▶ _REQUIREMENT_:
Where the data below has the string "detached", return the whole line.

▶ _DATA EXCERPTS_:
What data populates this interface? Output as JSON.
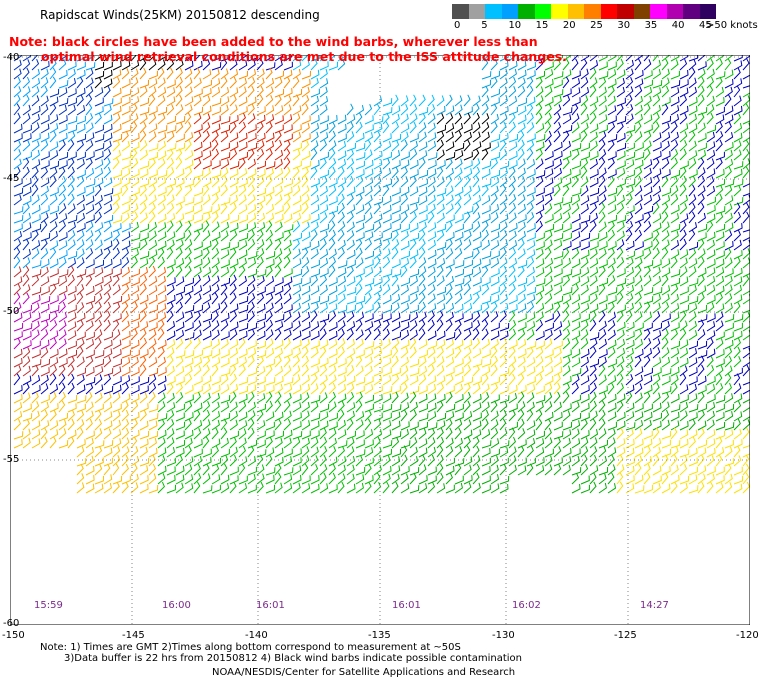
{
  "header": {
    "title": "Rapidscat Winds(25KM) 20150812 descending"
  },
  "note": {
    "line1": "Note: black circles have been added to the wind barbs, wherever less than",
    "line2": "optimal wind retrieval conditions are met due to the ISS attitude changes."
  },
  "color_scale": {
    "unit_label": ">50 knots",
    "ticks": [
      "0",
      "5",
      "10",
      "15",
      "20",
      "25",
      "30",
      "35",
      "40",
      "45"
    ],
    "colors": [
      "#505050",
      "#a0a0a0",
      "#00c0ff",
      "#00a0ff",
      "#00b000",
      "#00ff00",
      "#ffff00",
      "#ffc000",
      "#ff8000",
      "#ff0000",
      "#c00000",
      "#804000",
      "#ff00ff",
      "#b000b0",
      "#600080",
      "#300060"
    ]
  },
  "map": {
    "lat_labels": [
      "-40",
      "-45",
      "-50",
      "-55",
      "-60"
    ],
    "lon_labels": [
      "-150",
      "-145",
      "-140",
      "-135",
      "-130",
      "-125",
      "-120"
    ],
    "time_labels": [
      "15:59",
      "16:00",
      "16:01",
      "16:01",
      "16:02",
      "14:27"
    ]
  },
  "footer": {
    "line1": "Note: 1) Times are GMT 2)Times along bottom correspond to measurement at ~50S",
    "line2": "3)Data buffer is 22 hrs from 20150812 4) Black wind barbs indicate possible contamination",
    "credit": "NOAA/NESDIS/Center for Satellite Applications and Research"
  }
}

--

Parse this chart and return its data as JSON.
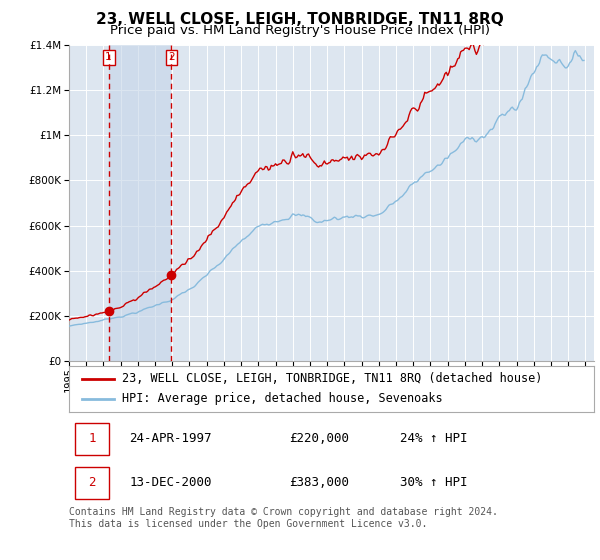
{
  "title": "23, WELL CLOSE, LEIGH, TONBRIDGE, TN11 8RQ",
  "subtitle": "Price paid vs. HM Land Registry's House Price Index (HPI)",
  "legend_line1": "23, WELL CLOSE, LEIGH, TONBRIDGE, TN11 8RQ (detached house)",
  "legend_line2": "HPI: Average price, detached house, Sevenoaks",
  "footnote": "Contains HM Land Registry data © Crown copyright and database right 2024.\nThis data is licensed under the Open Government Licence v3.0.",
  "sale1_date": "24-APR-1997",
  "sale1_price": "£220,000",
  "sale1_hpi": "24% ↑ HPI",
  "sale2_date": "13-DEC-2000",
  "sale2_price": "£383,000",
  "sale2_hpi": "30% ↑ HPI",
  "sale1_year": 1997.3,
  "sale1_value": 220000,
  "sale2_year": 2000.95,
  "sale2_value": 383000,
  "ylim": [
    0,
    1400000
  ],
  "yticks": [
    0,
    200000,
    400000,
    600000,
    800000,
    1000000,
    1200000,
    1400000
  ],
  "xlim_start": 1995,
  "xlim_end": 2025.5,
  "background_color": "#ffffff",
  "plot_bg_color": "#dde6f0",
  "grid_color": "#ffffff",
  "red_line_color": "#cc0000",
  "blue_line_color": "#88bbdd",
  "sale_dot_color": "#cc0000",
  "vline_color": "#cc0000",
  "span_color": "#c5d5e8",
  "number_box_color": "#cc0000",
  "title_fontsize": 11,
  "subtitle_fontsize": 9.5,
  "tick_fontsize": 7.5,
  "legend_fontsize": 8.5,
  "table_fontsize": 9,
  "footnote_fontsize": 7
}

▶ _SOLUTION TO THIS PROBLEM_:
  "legend_line1": "23, WELL CLOSE, LEIGH, TONBRIDGE, TN11 8RQ (detached house)",
  "legend_line2": "HPI: Average price, detached house, Sevenoaks",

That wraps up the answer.